Data records:
◆ ◆ ◆ ◆ ◆ ◆ ◆
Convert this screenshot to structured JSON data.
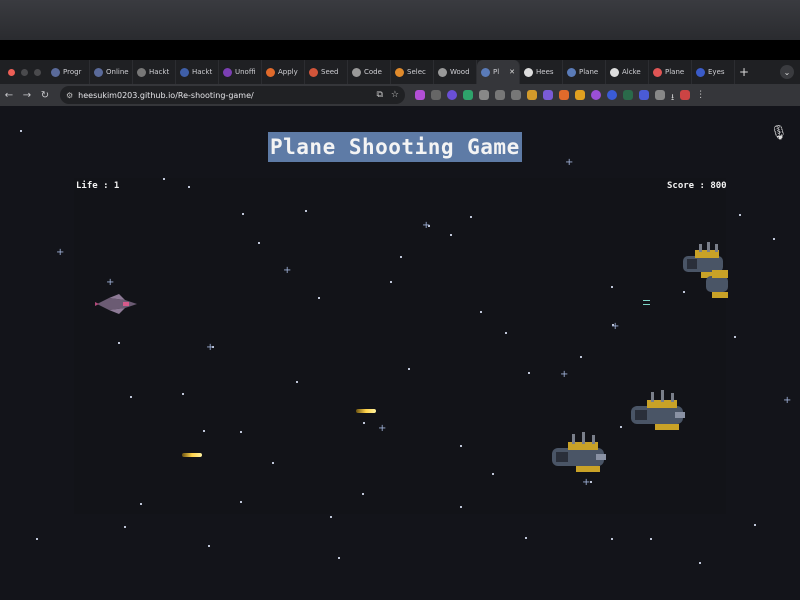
{
  "browser": {
    "tabs": [
      {
        "label": "Progr",
        "icon": "globe-icon",
        "color": "#5a6a9a"
      },
      {
        "label": "Online",
        "icon": "globe-icon",
        "color": "#5a6a9a"
      },
      {
        "label": "Hackt",
        "icon": "hack-icon",
        "color": "#777"
      },
      {
        "label": "Hackt",
        "icon": "un-icon",
        "color": "#3f5fa8"
      },
      {
        "label": "Unoffi",
        "icon": "circle-icon",
        "color": "#7b3fb3"
      },
      {
        "label": "Apply",
        "icon": "fire-icon",
        "color": "#e06a2b"
      },
      {
        "label": "Seed",
        "icon": "seed-icon",
        "color": "#d2553a"
      },
      {
        "label": "Code",
        "icon": "code-icon",
        "color": "#999"
      },
      {
        "label": "Selec",
        "icon": "z-icon",
        "color": "#e08a2b"
      },
      {
        "label": "Wood",
        "icon": "wood-icon",
        "color": "#999"
      },
      {
        "label": "Pl",
        "icon": "game-icon",
        "color": "#5a7bb8"
      },
      {
        "label": "Hees",
        "icon": "github-icon",
        "color": "#ddd"
      },
      {
        "label": "Plane",
        "icon": "plane-icon",
        "color": "#5a7bb8"
      },
      {
        "label": "Alcke",
        "icon": "github-icon",
        "color": "#ddd"
      },
      {
        "label": "Plane",
        "icon": "heart-icon",
        "color": "#e05555"
      },
      {
        "label": "Eyes",
        "icon": "eye-icon",
        "color": "#3a5bc8"
      }
    ],
    "new_tab_label": "+",
    "close_glyph": "✕",
    "url": "heesukim0203.github.io/Re-shooting-game/"
  },
  "game": {
    "title": "Plane Shooting Game",
    "life_label": "Life : 1",
    "score_label": "Score : 800"
  }
}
◆ ◆ ◆ ◆ ◆ ◆ ◆
* Work to do: Repeat all the data as it stands, dropping any images it holds.

* Answer for this exercise:
Convert this screenshot to structured JSON data.
{
  "browser": {
    "tabs": [
      {
        "label": "Progr",
        "icon": "globe-icon",
        "color": "#5a6a9a"
      },
      {
        "label": "Online",
        "icon": "globe-icon",
        "color": "#5a6a9a"
      },
      {
        "label": "Hackt",
        "icon": "hack-icon",
        "color": "#777"
      },
      {
        "label": "Hackt",
        "icon": "un-icon",
        "color": "#3f5fa8"
      },
      {
        "label": "Unoffi",
        "icon": "circle-icon",
        "color": "#7b3fb3"
      },
      {
        "label": "Apply",
        "icon": "fire-icon",
        "color": "#e06a2b"
      },
      {
        "label": "Seed",
        "icon": "seed-icon",
        "color": "#d2553a"
      },
      {
        "label": "Code",
        "icon": "code-icon",
        "color": "#999"
      },
      {
        "label": "Selec",
        "icon": "z-icon",
        "color": "#e08a2b"
      },
      {
        "label": "Wood",
        "icon": "wood-icon",
        "color": "#999"
      },
      {
        "label": "Pl",
        "icon": "game-icon",
        "color": "#5a7bb8"
      },
      {
        "label": "Hees",
        "icon": "github-icon",
        "color": "#ddd"
      },
      {
        "label": "Plane",
        "icon": "plane-icon",
        "color": "#5a7bb8"
      },
      {
        "label": "Alcke",
        "icon": "github-icon",
        "color": "#ddd"
      },
      {
        "label": "Plane",
        "icon": "heart-icon",
        "color": "#e05555"
      },
      {
        "label": "Eyes",
        "icon": "eye-icon",
        "color": "#3a5bc8"
      }
    ],
    "new_tab_label": "+",
    "close_glyph": "✕",
    "url": "heesukim0203.github.io/Re-shooting-game/"
  },
  "game": {
    "title": "Plane Shooting Game",
    "life_label": "Life : 1",
    "score_label": "Score : 800"
  }
}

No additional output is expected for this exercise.